EXCERPTED PASSAGE:
Okay.  Given that, and that it seems a good idea to add a regression
test for a bug that can cost many MB of memory if it repeats, I've
committed the testsuite part too: r1235296, and will nominate for
backport.

> > Do the swig-py tests support parallelized running?  The testsuite for
> > 'svn' does, and if the testsuite for swig-py does too then the 'gc' call
> > have effects on other threads.
> 
>     I have... no idea :-)  Given that check-swig-py basically just calls
>     `python subversion/bindings/swig/python/tests/run_all.py', and that
>     file just uses the standard Python unit test facilities... I'd say
>     no, they're not currently designed to support parallel running.
> 
>     I'm sure we could totally shave that 40s test run time down a few
>     notches if they, though ;-)
> 

I think the ROI will be better on optimizing the test suite of 'svn'
itself (build/run_tests.py and subversion/tests/cmdline/) :-)

>         Trent.
> 

Thanks,

Daniel

Re: [PATCH] Fix memory leak in SWIG Python bindings

Posted by Trent Nelson <tr...@snakebite.org>.
On Tue, Jan 24, 2012 at 03:44:04AM -0800, Daniel Shahaf wrote:
> Trent Nelson wrote on Mon, Jan 23, 2012 at 15:07:20 -0500:
> > Index: subversion/bindings/swig/python/tests/mergeinfo.py
> > ===================================================================
> > --- subversion/bindings/swig/python/tests/mergeinfo.py	(revision 1234786)
> > +++ subversion/bindings/swig/python/tests/mergeinfo.py	(working copy)
> > +  def test_mergeinfo_leakage__lingering_range_t_objects_after_del(self):
> > +    """Ensure that there are no svn_merge_range_t objects being tracked by
> > +       the garbage collector after we explicitly `del` the results returned
> > +       by svn_mergeinfo_parse().  We disable gc before the svn_mergeinfo_parse
> > +       call and force an explicit collection cycle straight after the `del`;
> > +       if our reference counts are correct, the allocated svn_merge_range_t
> > +       objects will be garbage collected and thus, not appear in the list of
> > +       objects returned by gc.get_objects()."""
> > +    gc.disable()
> > +    mergeinfo = core.svn_mergeinfo_parse(self.TEXT_MERGEINFO1)
> > +    del mergeinfo
> > +    gc.collect()
>
> It seems you need a gc.enable() call as well, to prevent the test from
> having effects on global state.

    You know what, you can get rid of that gc.disable() call.  I put it
    in by habit; when I was trying to find the leak, I had breakpoints
    set within the CPython garbage collection routines -- if I didn't
    disable automatic collection, they'd trigger at extremely annoying
    times ;-)

DATASET EXTRACT:

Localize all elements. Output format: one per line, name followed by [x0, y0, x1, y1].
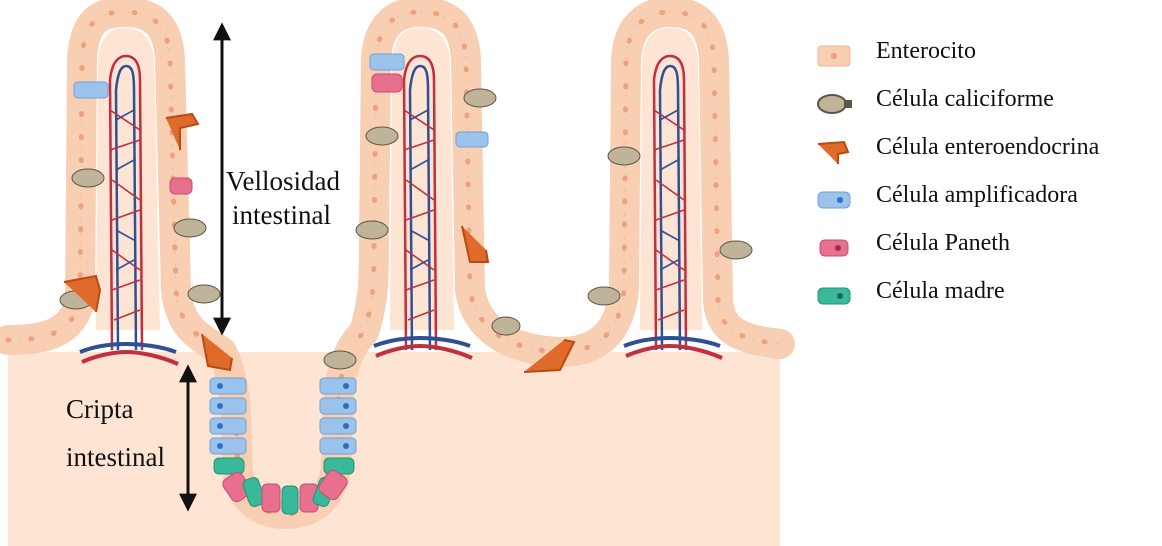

PROBLEMS AND TASKS:
A) In the thread on the SWIG Python memory leak, under which revision was the testsuite part committed?
B) Go on with the thread on the SWIG Python memory leak from the point where it stops.

RESPONSES:
A) r1235296

B)
    The gc.collect() call is sufficient.

> Do the swig-py tests support parallelized running?  The testsuite for
> 'svn' does, and if the testsuite for swig-py does too then the 'gc' call
> have effects on other threads.

    I have... no idea :-)  Given that check-swig-py basically just calls
    `python subversion/bindings/swig/python/tests/run_all.py', and that
    file just uses the standard Python unit test facilities... I'd say
    no, they're not currently designed to support parallel running.

    I'm sure we could totally shave that 40s test run time down a few
    notches if they, though ;-)

        Trent.


Re: [PATCH] Fix memory leak in SWIG Python bindings

Posted by Daniel Shahaf <da...@elego.de>.
A few comments on the testsuite part of the patch.

First, I intend to test the patch using the attached pastebin script by
Trent, in addition to 'make check'.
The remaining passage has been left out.